WRITTEN REQUEST:
Return the count of lines with the string "EASTFIELD" in them, and nothing else.

## Start DATASET EXCERPTS

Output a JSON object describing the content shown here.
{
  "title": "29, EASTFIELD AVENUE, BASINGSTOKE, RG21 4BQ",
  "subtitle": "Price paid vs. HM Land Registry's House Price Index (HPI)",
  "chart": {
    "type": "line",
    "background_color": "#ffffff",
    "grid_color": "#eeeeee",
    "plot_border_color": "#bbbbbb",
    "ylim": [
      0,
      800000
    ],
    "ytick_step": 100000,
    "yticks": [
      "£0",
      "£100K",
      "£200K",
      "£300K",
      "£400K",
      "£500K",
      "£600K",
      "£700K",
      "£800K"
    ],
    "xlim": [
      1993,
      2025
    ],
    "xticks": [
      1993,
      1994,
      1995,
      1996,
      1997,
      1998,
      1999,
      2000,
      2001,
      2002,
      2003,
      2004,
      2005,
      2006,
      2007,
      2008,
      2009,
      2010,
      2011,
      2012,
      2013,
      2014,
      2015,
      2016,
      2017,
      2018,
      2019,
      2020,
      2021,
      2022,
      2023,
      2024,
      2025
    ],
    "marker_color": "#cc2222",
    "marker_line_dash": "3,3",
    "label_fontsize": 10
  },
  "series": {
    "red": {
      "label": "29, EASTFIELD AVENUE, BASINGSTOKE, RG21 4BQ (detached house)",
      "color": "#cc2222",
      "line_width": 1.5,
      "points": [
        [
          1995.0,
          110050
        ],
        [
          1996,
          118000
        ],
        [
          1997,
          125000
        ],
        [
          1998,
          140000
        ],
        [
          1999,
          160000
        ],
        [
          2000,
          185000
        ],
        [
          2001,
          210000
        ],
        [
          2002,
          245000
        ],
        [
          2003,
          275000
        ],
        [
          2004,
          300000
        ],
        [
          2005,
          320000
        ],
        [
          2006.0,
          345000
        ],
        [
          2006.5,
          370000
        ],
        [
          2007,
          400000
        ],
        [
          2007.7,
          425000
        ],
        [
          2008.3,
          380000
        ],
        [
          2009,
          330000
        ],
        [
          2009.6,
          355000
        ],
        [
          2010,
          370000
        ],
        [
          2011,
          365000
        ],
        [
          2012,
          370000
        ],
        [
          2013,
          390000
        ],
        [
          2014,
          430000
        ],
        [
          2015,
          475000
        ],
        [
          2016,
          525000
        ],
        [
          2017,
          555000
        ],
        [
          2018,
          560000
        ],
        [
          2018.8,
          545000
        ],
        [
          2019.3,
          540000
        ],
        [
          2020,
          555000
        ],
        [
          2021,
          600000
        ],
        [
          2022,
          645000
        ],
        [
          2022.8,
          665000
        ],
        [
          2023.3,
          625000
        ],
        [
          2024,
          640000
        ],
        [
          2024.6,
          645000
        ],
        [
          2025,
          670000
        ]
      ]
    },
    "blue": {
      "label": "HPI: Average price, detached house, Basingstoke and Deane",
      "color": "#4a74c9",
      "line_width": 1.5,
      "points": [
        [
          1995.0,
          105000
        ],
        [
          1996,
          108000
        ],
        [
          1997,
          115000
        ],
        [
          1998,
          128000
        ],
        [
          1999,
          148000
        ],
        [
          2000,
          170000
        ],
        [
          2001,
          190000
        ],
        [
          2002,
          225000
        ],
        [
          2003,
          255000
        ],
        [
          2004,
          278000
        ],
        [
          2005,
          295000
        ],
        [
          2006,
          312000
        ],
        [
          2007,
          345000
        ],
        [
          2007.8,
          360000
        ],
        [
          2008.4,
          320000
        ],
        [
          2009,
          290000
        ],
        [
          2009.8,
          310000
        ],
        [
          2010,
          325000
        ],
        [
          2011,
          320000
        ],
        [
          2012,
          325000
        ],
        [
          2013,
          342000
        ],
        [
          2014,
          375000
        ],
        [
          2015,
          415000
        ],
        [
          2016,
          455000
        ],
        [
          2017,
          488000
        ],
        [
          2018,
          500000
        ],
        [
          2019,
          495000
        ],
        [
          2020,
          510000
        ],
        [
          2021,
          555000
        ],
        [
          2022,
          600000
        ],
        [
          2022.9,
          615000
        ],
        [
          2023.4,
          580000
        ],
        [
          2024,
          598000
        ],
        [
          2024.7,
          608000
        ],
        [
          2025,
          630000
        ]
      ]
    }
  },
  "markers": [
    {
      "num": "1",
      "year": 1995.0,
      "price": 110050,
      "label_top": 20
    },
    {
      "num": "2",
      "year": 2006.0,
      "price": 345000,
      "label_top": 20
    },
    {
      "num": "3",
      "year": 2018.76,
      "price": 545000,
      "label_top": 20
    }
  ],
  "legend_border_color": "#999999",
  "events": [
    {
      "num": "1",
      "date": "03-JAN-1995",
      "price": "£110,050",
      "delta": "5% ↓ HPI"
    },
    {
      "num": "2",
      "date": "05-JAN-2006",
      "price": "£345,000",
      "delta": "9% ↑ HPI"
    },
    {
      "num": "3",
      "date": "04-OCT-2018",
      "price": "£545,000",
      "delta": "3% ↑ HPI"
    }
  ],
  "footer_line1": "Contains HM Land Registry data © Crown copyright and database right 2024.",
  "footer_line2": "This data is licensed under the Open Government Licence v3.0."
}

## End DATASET EXCERPTS

REPLY TO THE TASK:
2